-- BEGIN --
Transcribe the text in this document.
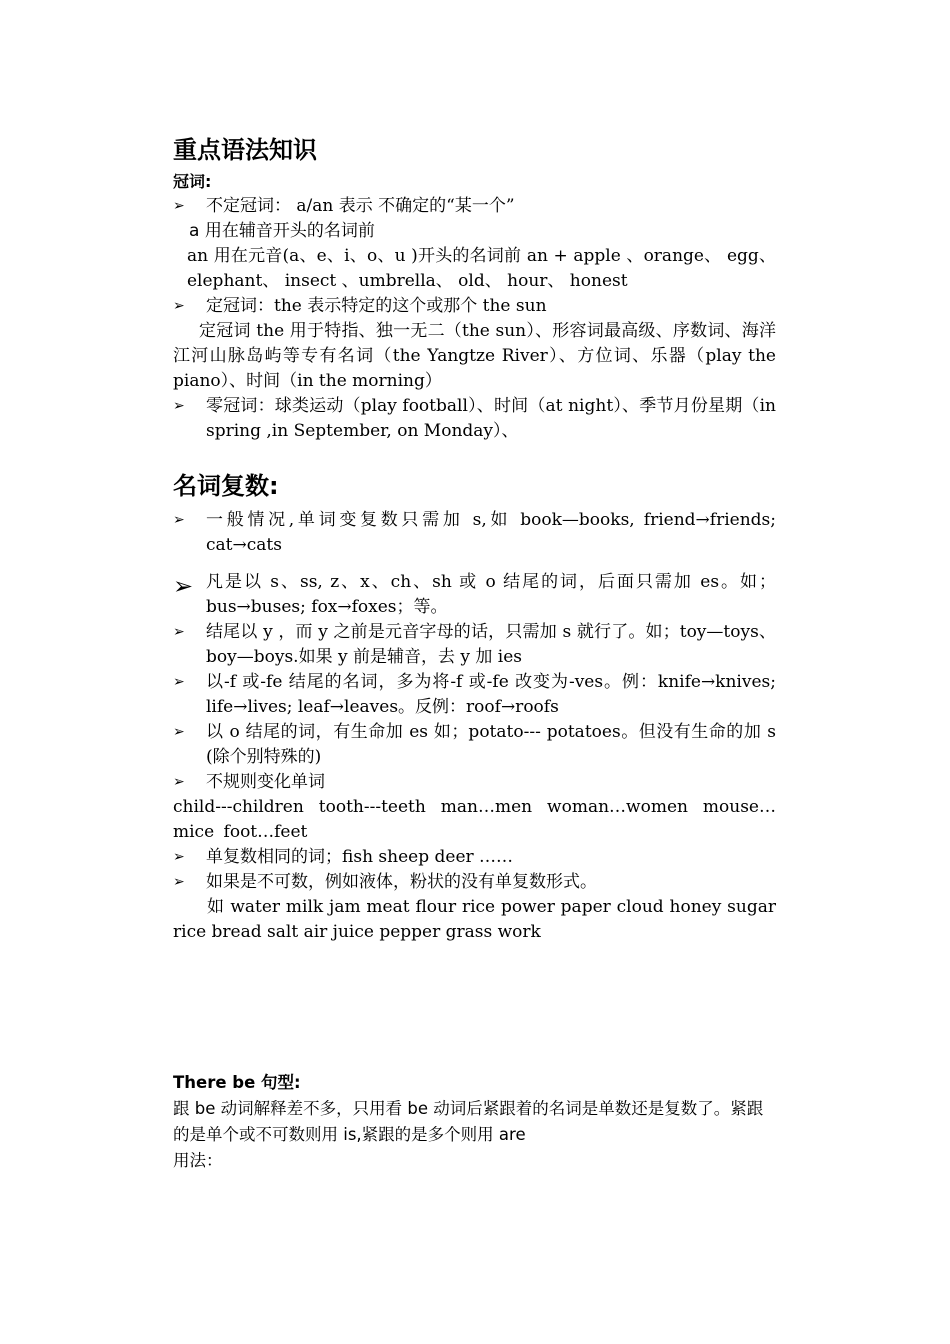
重点语法知识
冠词:
➢ 不定冠词： a/an 表示 不确定的“某一个”
a 用在辅音开头的名词前
an 用在元音(a、e、i、o、u )开头的名词前 an + apple 、orange、 egg、 elephant、 insect 、umbrella、 old、 hour、 honest
➢ 定冠词：the 表示特定的这个或那个 the sun
定冠词 the 用于特指、独一无二（the sun）、形容词最高级、序数词、海洋江河山脉岛屿等专有名词（the Yangtze River）、方位词、乐器（play the piano）、时间（in the morning）
➢ 零冠词：球类运动（play football）、时间（at night）、季节月份星期（in spring ,in September, on Monday）、
名词复数:
➢ 一般情况,单词变复数只需加 s,如 book—books, friend→friends; cat→cats
➢ 凡是以 s、ss, z、x、ch、sh 或 o 结尾的词，后面只需加 es。如；bus→buses; fox→foxes；等。
➢ 结尾以 y ，而 y 之前是元音字母的话，只需加 s 就行了。如；toy—toys、boy—boys.如果 y 前是辅音，去 y 加 ies
➢ 以-f 或-fe 结尾的名词，多为将-f 或-fe 改变为-ves。例：knife→knives; life→lives; leaf→leaves。反例：roof→roofs
➢ 以 o 结尾的词，有生命加 es 如；potato--- potatoes。但没有生命的加 s (除个别特殊的)
➢ 不规则变化单词
child---children tooth---teeth man…men woman…women mouse…mice foot…feet
➢ 单复数相同的词；fish sheep deer ……
➢ 如果是不可数，例如液体，粉状的没有单复数形式。
如 water milk jam meat flour rice power paper cloud honey sugar rice bread salt air juice pepper grass work
There be 句型:
跟 be 动词解释差不多，只用看 be 动词后紧跟着的名词是单数还是复数了。紧跟的是单个或不可数则用 is,紧跟的是多个则用 are
用法：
-- END --
:: WHAT YOU ARE ASKED TO DO ::
Where does the word "play" appear? Return each line that holds it.

:: FINAL RESULT ::
定冠词 the 用于特指、独一无二（the sun）、形容词最高级、序数词、海洋江河山脉岛屿等专有名词（the Yangtze River）、方位词、乐器（play the piano）、时间（in the morning）
➢ 零冠词：球类运动（play football）、时间（at night）、季节月份星期（in spring ,in September, on Monday）、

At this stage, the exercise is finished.